Exercise brief —
In the listing below, find every line with the string "tielaitos" and pull it out.

Extracted material —
╭──

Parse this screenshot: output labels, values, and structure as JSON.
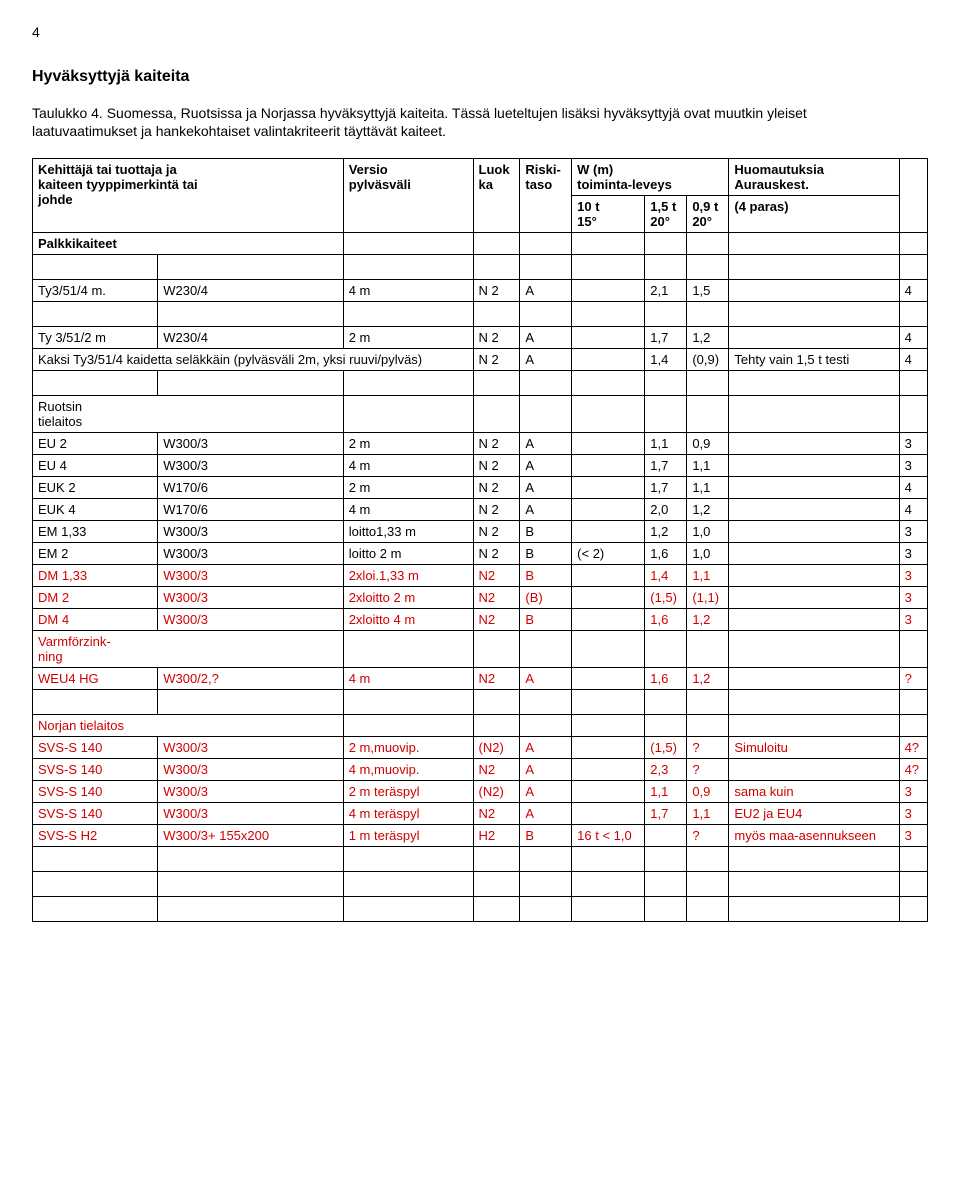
{
  "page_number": "4",
  "section_title": "Hyväksyttyjä kaiteita",
  "intro": "Taulukko 4. Suomessa, Ruotsissa ja Norjassa hyväksyttyjä kaiteita. Tässä lueteltujen lisäksi hyväksyttyjä ovat muutkin yleiset laatuvaatimukset ja hankekohtaiset valintakriteerit täyttävät kaiteet.",
  "head": {
    "col1_l1": "Kehittäjä tai tuottaja ja",
    "col1_l2": "kaiteen tyyppimerkintä tai",
    "col1_l3": "johde",
    "col2_l1": "Versio",
    "col2_l2": "pylväsväli",
    "col3_l1": "Luok",
    "col3_l2": "ka",
    "col4_l1": "Riski-",
    "col4_l2": "taso",
    "col5_l1": "W (m)",
    "col5_l2": "toiminta-leveys",
    "sub1_l1": "10 t",
    "sub1_l2": "15°",
    "sub2_l1": "1,5 t",
    "sub2_l2": "20°",
    "sub3_l1": "0,9 t",
    "sub3_l2": "20°",
    "col6_l1": "Huomautuksia",
    "col6_l2": "Aurauskest.",
    "col6_l3": "(4 paras)"
  },
  "group_palkki": "Palkkikaiteet",
  "rows_palkki": [
    {
      "c0": "Ty3/51/4 m.",
      "c1": "W230/4",
      "c2": "4 m",
      "c3": "N 2",
      "c4": "A",
      "c5": "",
      "c6": "2,1",
      "c7": "1,5",
      "c8": "",
      "c9": "4"
    }
  ],
  "rows_ty": [
    {
      "c0": "Ty 3/51/2 m",
      "c1": "W230/4",
      "c2": "2 m",
      "c3": "N 2",
      "c4": "A",
      "c5": "",
      "c6": "1,7",
      "c7": "1,2",
      "c8": "",
      "c9": "4"
    },
    {
      "c0": "Kaksi Ty3/51/4 kaidetta seläkkäin (pylväsväli 2m, yksi ruuvi/pylväs)",
      "c3": "N 2",
      "c4": "A",
      "c5": "",
      "c6": "1,4",
      "c7": "(0,9)",
      "c8": "Tehty vain 1,5 t testi",
      "c9": "4",
      "span": true
    }
  ],
  "group_ruotsin_l1": "Ruotsin",
  "group_ruotsin_l2": "tielaitos",
  "rows_ruotsin": [
    {
      "c0": "EU 2",
      "c1": "W300/3",
      "c2": "2 m",
      "c3": "N 2",
      "c4": "A",
      "c5": "",
      "c6": "1,1",
      "c7": "0,9",
      "c8": "",
      "c9": "3"
    },
    {
      "c0": "EU 4",
      "c1": "W300/3",
      "c2": "4 m",
      "c3": "N 2",
      "c4": "A",
      "c5": "",
      "c6": "1,7",
      "c7": "1,1",
      "c8": "",
      "c9": "3"
    },
    {
      "c0": "EUK 2",
      "c1": "W170/6",
      "c2": "2 m",
      "c3": "N 2",
      "c4": "A",
      "c5": "",
      "c6": "1,7",
      "c7": "1,1",
      "c8": "",
      "c9": "4"
    },
    {
      "c0": "EUK 4",
      "c1": "W170/6",
      "c2": "4 m",
      "c3": "N 2",
      "c4": "A",
      "c5": "",
      "c6": "2,0",
      "c7": "1,2",
      "c8": "",
      "c9": "4"
    },
    {
      "c0": "EM 1,33",
      "c1": "W300/3",
      "c2": "loitto1,33 m",
      "c3": "N 2",
      "c4": "B",
      "c5": "",
      "c6": "1,2",
      "c7": "1,0",
      "c8": "",
      "c9": "3"
    },
    {
      "c0": "EM 2",
      "c1": "W300/3",
      "c2": "loitto 2 m",
      "c3": "N 2",
      "c4": "B",
      "c5": "(< 2)",
      "c6": "1,6",
      "c7": "1,0",
      "c8": "",
      "c9": "3"
    },
    {
      "c0": "DM 1,33",
      "c1": "W300/3",
      "c2": "2xloi.1,33 m",
      "c3": "N2",
      "c4": "B",
      "c5": "",
      "c6": "1,4",
      "c7": "1,1",
      "c8": "",
      "c9": "3",
      "red": true,
      "redcols": [
        2
      ]
    },
    {
      "c0": "DM 2",
      "c1": "W300/3",
      "c2": "2xloitto 2 m",
      "c3": "N2",
      "c4": "(B)",
      "c5": "",
      "c6": "(1,5)",
      "c7": "(1,1)",
      "c8": "",
      "c9": "3",
      "red": true,
      "redcols": [
        2
      ]
    },
    {
      "c0": "DM 4",
      "c1": "W300/3",
      "c2": "2xloitto 4 m",
      "c3": "N2",
      "c4": "B",
      "c5": "",
      "c6": "1,6",
      "c7": "1,2",
      "c8": "",
      "c9": "3",
      "red": true,
      "redcols": [
        2
      ]
    }
  ],
  "group_varm_l1": "Varmförzink-",
  "group_varm_l2": "ning",
  "rows_varm": [
    {
      "c0": "WEU4 HG",
      "c1": "W300/2,?",
      "c2": "4 m",
      "c3": "N2",
      "c4": "A",
      "c5": "",
      "c6": "1,6",
      "c7": "1,2",
      "c8": "",
      "c9": "?",
      "red": true
    }
  ],
  "group_norjan": "Norjan tielaitos",
  "rows_norjan": [
    {
      "c0": "SVS-S 140",
      "c1": "W300/3",
      "c2": "2 m,muovip.",
      "c3": "(N2)",
      "c4": "A",
      "c5": "",
      "c6": "(1,5)",
      "c7": "?",
      "c8": "Simuloitu",
      "c9": "4?",
      "red": true
    },
    {
      "c0": "SVS-S 140",
      "c1": "W300/3",
      "c2": "4 m,muovip.",
      "c3": "N2",
      "c4": "A",
      "c5": "",
      "c6": "2,3",
      "c7": "?",
      "c8": "",
      "c9": "4?",
      "red": true
    },
    {
      "c0": "SVS-S 140",
      "c1": "W300/3",
      "c2": "2 m teräspyl",
      "c3": "(N2)",
      "c4": "A",
      "c5": "",
      "c6": "1,1",
      "c7": "0,9",
      "c8": "sama kuin",
      "c9": "3",
      "red": true
    },
    {
      "c0": "SVS-S 140",
      "c1": "W300/3",
      "c2": "4 m teräspyl",
      "c3": "N2",
      "c4": "A",
      "c5": "",
      "c6": "1,7",
      "c7": "1,1",
      "c8": "EU2 ja EU4",
      "c9": "3",
      "red": true
    },
    {
      "c0": "SVS-S H2",
      "c1": "W300/3+ 155x200",
      "c2": "1 m teräspyl",
      "c3": "H2",
      "c4": "B",
      "c5": "16 t < 1,0",
      "c6": "",
      "c7": "?",
      "c8": "myös maa-asennukseen",
      "c9": "3",
      "red": true
    }
  ]
}
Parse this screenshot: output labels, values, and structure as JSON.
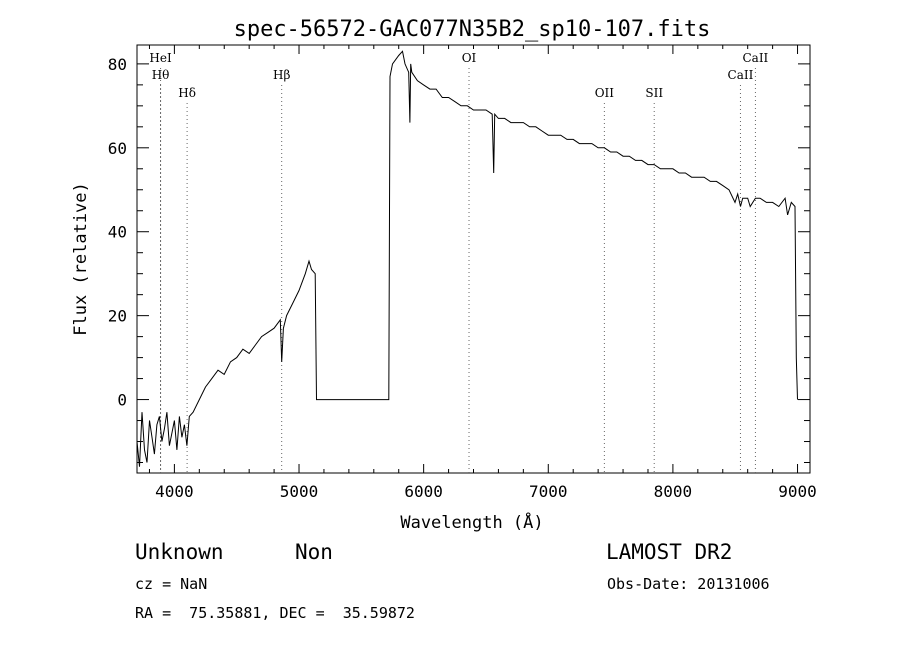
{
  "chart_data": {
    "type": "line",
    "title": "spec-56572-GAC077N35B2_sp10-107.fits",
    "xlabel": "Wavelength (Å)",
    "ylabel": "Flux (relative)",
    "xlim": [
      3700,
      9100
    ],
    "ylim": [
      -17.5,
      84.5
    ],
    "x_ticks": [
      4000,
      5000,
      6000,
      7000,
      8000,
      9000
    ],
    "y_ticks": [
      0,
      20,
      40,
      60,
      80
    ],
    "grid": false,
    "series": [
      {
        "x": [
          3700,
          3720,
          3740,
          3760,
          3780,
          3800,
          3820,
          3840,
          3860,
          3880,
          3900,
          3920,
          3940,
          3960,
          3980,
          4000,
          4020,
          4040,
          4060,
          4080,
          4100,
          4120,
          4150,
          4200,
          4250,
          4300,
          4350,
          4400,
          4450,
          4500,
          4550,
          4600,
          4650,
          4700,
          4750,
          4800,
          4850,
          4861,
          4875,
          4900,
          4950,
          5000,
          5050,
          5080,
          5100,
          5130,
          5140,
          5720,
          5730,
          5750,
          5800,
          5830,
          5850,
          5880,
          5890,
          5896,
          5905,
          5950,
          6000,
          6050,
          6100,
          6150,
          6200,
          6250,
          6300,
          6350,
          6400,
          6450,
          6500,
          6550,
          6562,
          6570,
          6600,
          6650,
          6700,
          6750,
          6800,
          6850,
          6900,
          6950,
          7000,
          7050,
          7100,
          7150,
          7200,
          7250,
          7300,
          7350,
          7400,
          7450,
          7500,
          7550,
          7600,
          7650,
          7700,
          7750,
          7800,
          7850,
          7900,
          7950,
          8000,
          8050,
          8100,
          8150,
          8200,
          8250,
          8300,
          8350,
          8400,
          8450,
          8498,
          8520,
          8542,
          8560,
          8600,
          8620,
          8662,
          8700,
          8750,
          8800,
          8850,
          8900,
          8920,
          8950,
          8980,
          8990,
          9000
        ],
        "y": [
          -10,
          -16,
          -3,
          -12,
          -15,
          -5,
          -9,
          -13,
          -6,
          -4,
          -10,
          -7,
          -3,
          -11,
          -8,
          -5,
          -12,
          -4,
          -9,
          -6,
          -11,
          -4,
          -3,
          0,
          3,
          5,
          7,
          6,
          9,
          10,
          12,
          11,
          13,
          15,
          16,
          17,
          19,
          9,
          17,
          20,
          23,
          26,
          30,
          33,
          31,
          30,
          0,
          0,
          77,
          80,
          82,
          83,
          80,
          78,
          66,
          80,
          78,
          76,
          75,
          74,
          74,
          72,
          72,
          71,
          70,
          70,
          69,
          69,
          69,
          68,
          54,
          68,
          67,
          67,
          66,
          66,
          66,
          65,
          65,
          64,
          63,
          63,
          63,
          62,
          62,
          61,
          61,
          61,
          60,
          60,
          59,
          59,
          58,
          58,
          57,
          57,
          56,
          56,
          55,
          55,
          55,
          54,
          54,
          53,
          53,
          53,
          52,
          52,
          51,
          50,
          47,
          49,
          46,
          48,
          48,
          46,
          48,
          48,
          47,
          47,
          46,
          48,
          44,
          47,
          46,
          10,
          0
        ]
      }
    ],
    "lines": [
      {
        "label": "Hθ",
        "x": 3889,
        "row": 2
      },
      {
        "label": "HeI",
        "x": 3889,
        "row": 1
      },
      {
        "label": "Hδ",
        "x": 4102,
        "row": 3
      },
      {
        "label": "Hβ",
        "x": 4861,
        "row": 2
      },
      {
        "label": "OI",
        "x": 6364,
        "row": 1
      },
      {
        "label": "OII",
        "x": 7450,
        "row": 3
      },
      {
        "label": "SII",
        "x": 7850,
        "row": 3
      },
      {
        "label": "CaII",
        "x": 8542,
        "row": 2
      },
      {
        "label": "CaII",
        "x": 8662,
        "row": 1
      }
    ]
  },
  "info": {
    "class": "Unknown",
    "subclass": "Non",
    "survey": "LAMOST DR2",
    "cz": "cz = NaN",
    "obs_date": "Obs-Date: 20131006",
    "coords": "RA =  75.35881, DEC =  35.59872"
  }
}
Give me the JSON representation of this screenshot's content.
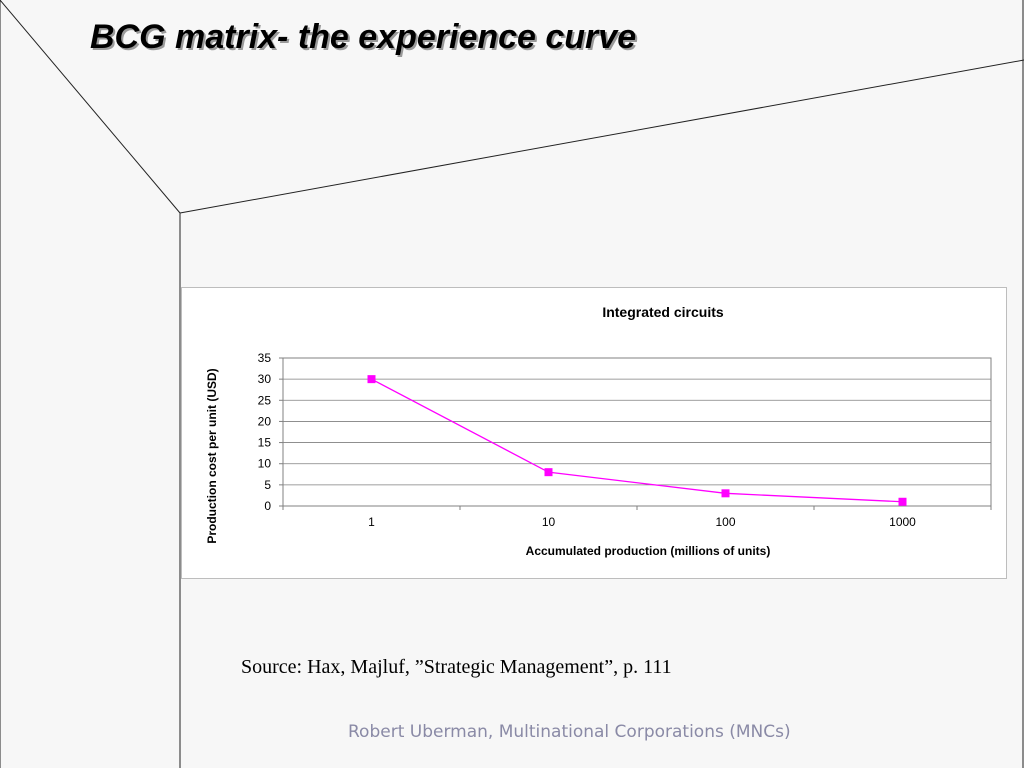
{
  "slide": {
    "title": "BCG matrix-  the experience curve",
    "source": "Source: Hax, Majluf, ”Strategic Management”, p. 111",
    "footer": "Robert Uberman, Multinational Corporations (MNCs)"
  },
  "chart_data": {
    "type": "line",
    "title": "Integrated circuits",
    "xlabel": "Accumulated production (millions of units)",
    "ylabel": "Production cost per unit (USD)",
    "x_scale": "log",
    "categories": [
      "1",
      "10",
      "100",
      "1000"
    ],
    "x": [
      1,
      10,
      100,
      1000
    ],
    "series": [
      {
        "values": [
          30,
          8,
          3,
          1
        ],
        "color": "#ff00ff"
      }
    ],
    "ylim": [
      0,
      35
    ],
    "yticks": [
      0,
      5,
      10,
      15,
      20,
      25,
      30,
      35
    ],
    "grid": true,
    "legend": "none",
    "colors": {
      "line": "#ff00ff",
      "marker": "#ff00ff",
      "grid": "#7f7f7f",
      "axis": "#808080"
    }
  }
}
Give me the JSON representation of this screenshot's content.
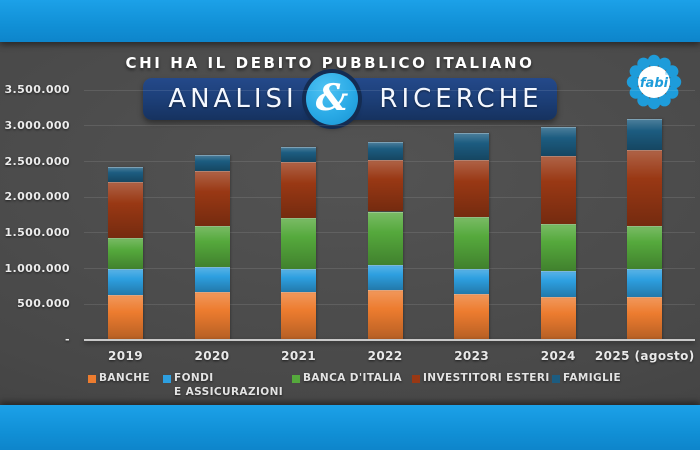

╰──

Correct response —
  "group_ruotsin_l2": "tielaitos",
  "group_norjan": "Norjan tielaitos",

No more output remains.